> [What is asked]: Gather each line containing the string "magnetic" from these entries.

> [Provided records]:

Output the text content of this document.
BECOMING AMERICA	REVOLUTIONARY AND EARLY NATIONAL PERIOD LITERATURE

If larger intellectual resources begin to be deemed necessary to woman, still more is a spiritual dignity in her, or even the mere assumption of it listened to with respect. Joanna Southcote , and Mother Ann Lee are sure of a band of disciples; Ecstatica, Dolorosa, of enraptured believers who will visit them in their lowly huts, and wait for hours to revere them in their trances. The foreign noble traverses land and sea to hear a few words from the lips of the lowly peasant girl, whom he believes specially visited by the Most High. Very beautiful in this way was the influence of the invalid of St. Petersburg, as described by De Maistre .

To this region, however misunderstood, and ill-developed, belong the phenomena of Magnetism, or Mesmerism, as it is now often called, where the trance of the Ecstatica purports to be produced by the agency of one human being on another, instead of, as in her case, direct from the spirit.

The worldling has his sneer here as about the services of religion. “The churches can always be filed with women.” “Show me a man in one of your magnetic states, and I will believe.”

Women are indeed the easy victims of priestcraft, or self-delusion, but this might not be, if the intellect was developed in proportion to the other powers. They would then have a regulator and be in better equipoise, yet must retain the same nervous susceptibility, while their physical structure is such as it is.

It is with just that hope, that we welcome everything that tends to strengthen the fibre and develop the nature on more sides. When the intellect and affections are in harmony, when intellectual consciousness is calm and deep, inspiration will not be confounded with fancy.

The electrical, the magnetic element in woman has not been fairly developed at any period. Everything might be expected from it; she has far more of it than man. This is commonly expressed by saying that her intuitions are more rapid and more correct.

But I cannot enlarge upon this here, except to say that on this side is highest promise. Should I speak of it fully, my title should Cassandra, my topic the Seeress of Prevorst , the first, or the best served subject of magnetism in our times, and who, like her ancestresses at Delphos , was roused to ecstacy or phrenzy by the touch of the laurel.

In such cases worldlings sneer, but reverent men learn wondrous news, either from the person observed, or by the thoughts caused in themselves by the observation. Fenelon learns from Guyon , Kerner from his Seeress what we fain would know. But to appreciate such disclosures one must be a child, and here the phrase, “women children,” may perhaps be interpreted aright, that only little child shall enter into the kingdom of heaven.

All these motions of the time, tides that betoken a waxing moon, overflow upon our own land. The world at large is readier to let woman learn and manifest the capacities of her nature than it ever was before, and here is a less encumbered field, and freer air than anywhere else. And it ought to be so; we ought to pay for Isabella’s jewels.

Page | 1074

--

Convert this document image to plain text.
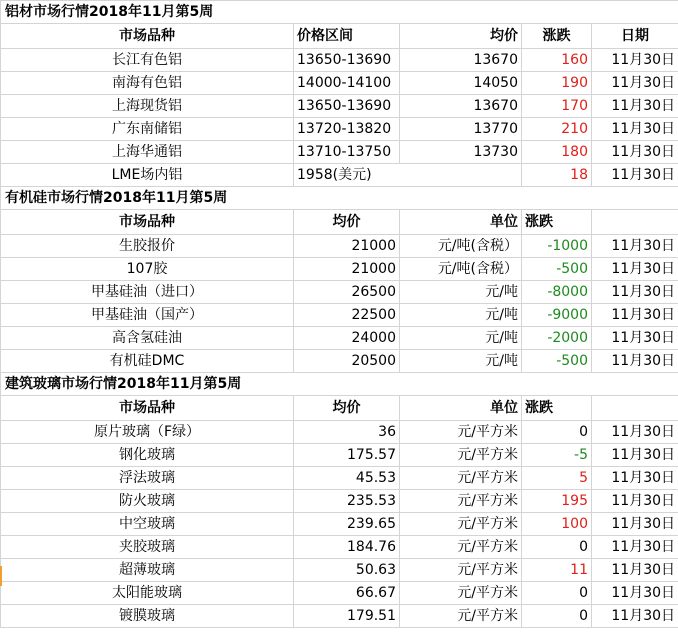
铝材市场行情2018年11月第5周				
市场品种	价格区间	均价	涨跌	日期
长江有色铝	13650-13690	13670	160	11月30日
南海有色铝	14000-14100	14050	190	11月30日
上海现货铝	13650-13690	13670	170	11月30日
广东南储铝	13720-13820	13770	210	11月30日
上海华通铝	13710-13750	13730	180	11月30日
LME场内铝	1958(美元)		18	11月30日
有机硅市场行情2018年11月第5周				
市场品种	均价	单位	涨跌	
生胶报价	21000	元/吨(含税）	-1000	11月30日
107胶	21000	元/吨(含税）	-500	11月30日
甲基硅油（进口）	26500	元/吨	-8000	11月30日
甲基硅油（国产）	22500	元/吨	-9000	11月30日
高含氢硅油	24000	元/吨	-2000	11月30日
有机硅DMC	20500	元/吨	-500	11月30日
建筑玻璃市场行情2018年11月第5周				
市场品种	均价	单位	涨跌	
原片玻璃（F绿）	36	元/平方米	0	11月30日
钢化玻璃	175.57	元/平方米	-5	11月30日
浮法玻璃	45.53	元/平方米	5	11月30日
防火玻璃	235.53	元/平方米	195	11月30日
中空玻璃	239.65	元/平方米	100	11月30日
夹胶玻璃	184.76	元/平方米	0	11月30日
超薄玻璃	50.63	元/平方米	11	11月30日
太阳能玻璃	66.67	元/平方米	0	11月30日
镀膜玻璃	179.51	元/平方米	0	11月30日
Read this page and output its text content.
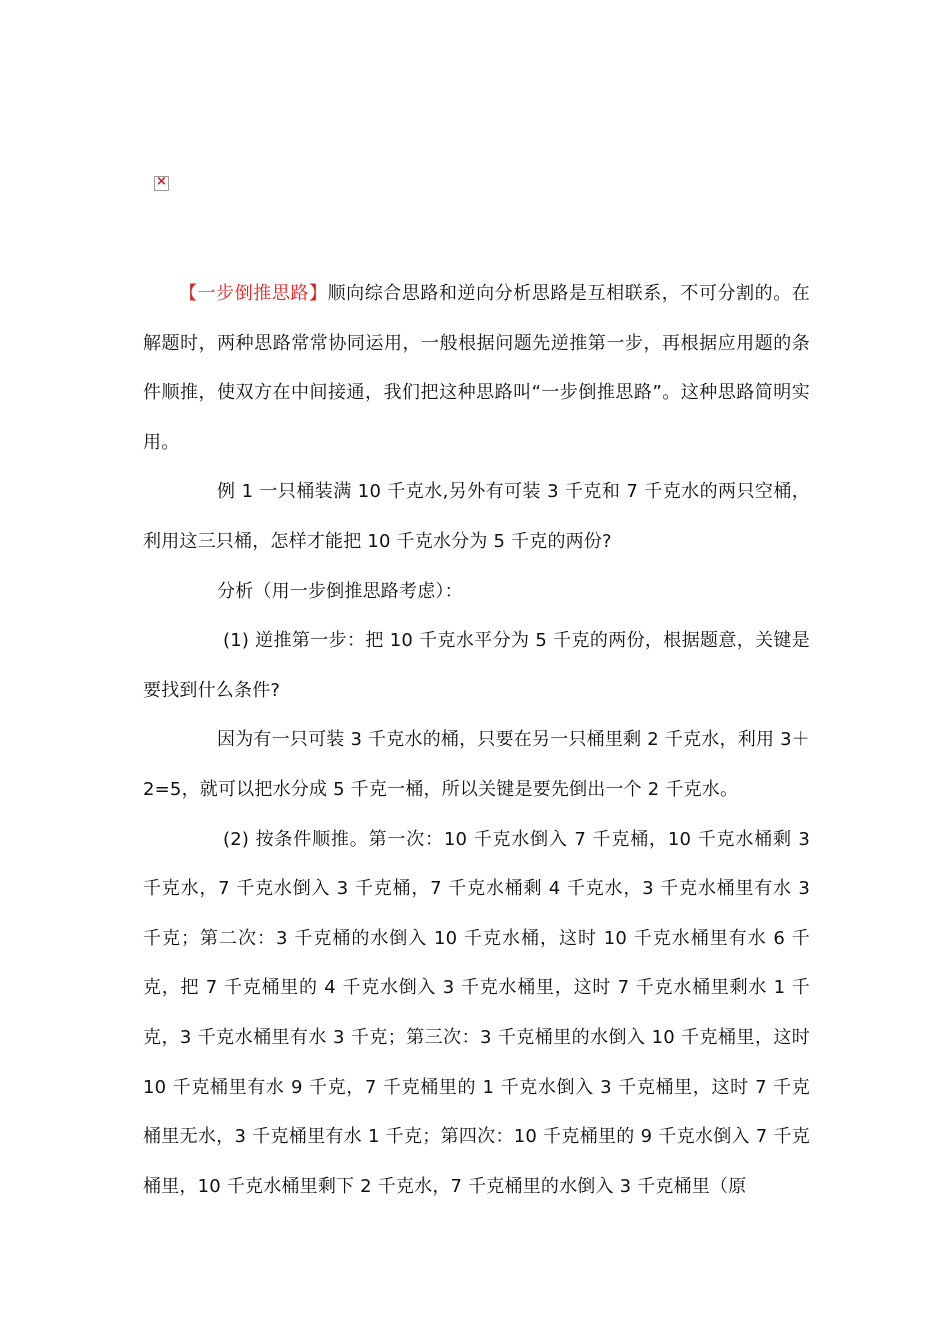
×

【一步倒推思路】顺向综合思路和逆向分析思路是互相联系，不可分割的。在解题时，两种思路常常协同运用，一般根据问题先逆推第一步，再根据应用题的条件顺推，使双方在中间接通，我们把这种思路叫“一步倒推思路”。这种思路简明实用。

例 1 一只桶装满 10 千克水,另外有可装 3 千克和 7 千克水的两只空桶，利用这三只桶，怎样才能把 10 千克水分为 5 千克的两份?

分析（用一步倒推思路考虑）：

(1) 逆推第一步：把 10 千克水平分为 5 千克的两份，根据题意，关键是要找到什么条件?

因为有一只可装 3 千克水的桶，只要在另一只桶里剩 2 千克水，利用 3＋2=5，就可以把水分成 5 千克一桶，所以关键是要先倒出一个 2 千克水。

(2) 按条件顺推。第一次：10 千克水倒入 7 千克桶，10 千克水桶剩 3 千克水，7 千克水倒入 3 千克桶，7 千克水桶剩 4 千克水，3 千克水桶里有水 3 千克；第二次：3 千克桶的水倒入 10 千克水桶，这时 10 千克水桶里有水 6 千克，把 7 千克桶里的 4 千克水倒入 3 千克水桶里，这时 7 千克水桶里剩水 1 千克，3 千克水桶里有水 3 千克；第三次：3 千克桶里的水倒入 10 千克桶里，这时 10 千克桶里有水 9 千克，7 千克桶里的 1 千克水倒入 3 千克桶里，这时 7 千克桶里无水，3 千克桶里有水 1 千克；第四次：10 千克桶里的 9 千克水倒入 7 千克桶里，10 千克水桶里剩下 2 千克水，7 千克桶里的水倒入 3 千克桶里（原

==

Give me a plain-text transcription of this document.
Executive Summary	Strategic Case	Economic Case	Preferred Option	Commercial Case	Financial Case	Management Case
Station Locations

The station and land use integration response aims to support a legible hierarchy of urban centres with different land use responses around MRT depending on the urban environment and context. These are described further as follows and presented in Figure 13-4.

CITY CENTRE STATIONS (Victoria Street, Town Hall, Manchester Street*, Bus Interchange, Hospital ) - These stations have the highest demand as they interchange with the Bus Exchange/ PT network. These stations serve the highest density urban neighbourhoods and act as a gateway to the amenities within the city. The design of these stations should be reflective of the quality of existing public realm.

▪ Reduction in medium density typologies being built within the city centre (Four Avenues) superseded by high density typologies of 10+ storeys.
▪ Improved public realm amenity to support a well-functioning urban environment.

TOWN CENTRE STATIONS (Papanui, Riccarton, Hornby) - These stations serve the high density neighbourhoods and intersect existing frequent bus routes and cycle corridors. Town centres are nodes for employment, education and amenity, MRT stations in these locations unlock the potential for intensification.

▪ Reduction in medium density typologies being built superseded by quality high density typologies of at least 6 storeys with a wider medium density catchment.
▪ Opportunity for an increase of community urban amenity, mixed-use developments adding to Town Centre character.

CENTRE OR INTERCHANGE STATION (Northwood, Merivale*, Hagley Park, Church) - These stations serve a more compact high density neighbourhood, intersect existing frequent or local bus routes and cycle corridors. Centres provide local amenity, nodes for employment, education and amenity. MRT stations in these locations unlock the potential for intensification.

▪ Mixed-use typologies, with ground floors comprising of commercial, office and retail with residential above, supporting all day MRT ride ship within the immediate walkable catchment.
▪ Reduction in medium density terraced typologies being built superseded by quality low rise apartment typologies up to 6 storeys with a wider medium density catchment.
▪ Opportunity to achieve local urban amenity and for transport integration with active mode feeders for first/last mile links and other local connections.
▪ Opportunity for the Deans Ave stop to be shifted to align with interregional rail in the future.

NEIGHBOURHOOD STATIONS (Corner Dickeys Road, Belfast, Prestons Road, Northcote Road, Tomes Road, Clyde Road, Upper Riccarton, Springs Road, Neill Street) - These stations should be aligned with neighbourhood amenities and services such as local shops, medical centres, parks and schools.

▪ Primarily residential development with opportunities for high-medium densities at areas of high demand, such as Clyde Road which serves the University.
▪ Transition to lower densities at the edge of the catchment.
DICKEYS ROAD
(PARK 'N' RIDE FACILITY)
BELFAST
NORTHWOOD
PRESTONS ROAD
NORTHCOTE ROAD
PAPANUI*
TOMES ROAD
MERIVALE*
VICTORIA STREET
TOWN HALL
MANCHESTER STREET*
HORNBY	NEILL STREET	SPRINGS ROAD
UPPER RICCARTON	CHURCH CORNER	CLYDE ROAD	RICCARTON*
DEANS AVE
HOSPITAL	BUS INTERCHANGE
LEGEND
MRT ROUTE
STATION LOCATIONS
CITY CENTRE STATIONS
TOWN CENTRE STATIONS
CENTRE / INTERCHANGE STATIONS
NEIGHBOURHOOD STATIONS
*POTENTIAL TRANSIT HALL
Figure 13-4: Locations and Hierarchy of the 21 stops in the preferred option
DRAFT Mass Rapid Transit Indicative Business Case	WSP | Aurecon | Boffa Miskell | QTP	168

> [Written answer]:
The worldling has his sneer here as about the services of religion. “The churches can always be filed with women.” “Show me a man in one of your magnetic states, and I will believe.”
The electrical, the magnetic element in woman has not been fairly developed at any period. Everything might be expected from it; she has far more of it than man. This is commonly expressed by saying that her intuitions are more rapid and more correct.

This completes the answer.